Copy each line below that includes "files".

◆ **Records shown**:

═══

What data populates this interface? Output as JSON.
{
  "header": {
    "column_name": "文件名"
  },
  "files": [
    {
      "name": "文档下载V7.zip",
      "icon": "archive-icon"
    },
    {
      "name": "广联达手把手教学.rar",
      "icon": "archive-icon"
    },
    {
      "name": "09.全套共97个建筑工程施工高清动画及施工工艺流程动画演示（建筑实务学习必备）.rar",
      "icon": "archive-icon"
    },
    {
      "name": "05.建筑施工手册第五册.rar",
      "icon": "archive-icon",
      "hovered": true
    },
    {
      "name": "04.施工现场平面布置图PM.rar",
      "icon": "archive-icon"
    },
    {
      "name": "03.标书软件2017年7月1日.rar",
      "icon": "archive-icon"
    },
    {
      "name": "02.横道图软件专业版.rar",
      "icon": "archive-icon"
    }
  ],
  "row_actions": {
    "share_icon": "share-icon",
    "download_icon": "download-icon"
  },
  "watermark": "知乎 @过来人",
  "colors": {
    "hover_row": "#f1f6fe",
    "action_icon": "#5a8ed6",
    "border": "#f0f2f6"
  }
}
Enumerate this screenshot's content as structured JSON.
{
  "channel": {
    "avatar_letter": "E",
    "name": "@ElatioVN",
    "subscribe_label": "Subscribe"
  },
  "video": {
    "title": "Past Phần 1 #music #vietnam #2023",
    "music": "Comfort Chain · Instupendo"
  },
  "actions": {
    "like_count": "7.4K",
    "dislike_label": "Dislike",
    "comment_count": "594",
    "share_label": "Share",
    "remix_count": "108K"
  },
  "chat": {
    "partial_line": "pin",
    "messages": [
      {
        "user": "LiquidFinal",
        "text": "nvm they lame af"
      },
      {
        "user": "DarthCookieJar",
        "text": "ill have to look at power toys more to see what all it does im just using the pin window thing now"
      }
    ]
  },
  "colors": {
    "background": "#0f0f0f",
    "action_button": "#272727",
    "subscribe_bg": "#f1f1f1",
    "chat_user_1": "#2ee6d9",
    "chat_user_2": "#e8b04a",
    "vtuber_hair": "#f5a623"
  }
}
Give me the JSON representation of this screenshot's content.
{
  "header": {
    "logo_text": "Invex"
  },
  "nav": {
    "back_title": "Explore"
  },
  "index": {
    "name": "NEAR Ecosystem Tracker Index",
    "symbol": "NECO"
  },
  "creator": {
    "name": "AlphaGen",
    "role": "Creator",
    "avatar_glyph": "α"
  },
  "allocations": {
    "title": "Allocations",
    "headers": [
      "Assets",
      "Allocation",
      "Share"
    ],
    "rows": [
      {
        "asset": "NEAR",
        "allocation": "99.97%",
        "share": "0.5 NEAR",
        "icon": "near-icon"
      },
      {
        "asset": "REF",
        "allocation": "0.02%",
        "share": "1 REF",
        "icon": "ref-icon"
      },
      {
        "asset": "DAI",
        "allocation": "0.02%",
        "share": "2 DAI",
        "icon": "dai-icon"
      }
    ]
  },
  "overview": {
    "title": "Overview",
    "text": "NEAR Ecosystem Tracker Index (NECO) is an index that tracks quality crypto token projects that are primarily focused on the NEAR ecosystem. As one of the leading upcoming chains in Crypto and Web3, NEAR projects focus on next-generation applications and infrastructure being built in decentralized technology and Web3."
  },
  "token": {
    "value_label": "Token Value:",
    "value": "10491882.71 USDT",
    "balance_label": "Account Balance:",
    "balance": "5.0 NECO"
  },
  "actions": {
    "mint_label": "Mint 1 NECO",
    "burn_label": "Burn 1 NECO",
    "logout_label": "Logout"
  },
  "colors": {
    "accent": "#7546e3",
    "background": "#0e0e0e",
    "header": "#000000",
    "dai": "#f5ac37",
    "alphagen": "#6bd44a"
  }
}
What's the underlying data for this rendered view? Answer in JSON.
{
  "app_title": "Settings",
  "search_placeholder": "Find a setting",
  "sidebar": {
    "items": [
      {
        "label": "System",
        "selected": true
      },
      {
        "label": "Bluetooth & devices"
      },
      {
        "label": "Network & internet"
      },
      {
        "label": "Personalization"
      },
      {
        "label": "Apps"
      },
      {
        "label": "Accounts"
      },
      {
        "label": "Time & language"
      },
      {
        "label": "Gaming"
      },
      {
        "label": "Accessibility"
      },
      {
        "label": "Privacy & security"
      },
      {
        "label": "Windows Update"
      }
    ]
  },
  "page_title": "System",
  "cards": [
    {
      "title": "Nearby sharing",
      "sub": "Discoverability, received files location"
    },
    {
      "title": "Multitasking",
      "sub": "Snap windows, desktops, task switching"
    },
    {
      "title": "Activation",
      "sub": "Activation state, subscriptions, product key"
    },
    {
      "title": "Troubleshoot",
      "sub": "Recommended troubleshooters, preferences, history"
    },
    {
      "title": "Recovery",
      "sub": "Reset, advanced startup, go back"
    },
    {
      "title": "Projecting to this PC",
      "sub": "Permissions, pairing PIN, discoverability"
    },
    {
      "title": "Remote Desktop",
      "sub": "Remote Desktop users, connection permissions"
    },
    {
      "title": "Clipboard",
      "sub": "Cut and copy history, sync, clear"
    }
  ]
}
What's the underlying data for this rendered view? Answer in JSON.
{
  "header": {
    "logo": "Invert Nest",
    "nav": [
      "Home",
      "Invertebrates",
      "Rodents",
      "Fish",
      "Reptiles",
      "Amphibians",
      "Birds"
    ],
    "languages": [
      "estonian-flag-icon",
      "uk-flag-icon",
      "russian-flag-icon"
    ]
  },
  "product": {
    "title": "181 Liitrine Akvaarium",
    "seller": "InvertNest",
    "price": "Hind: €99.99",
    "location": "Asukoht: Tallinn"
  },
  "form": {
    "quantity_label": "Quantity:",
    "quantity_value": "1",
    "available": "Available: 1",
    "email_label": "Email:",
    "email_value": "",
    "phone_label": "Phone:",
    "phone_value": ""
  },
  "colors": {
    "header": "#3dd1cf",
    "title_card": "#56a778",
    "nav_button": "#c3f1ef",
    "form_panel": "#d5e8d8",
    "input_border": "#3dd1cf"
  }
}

═══

◆ **The completed task**:
  "files": [
      "sub": "Discoverability, received files location"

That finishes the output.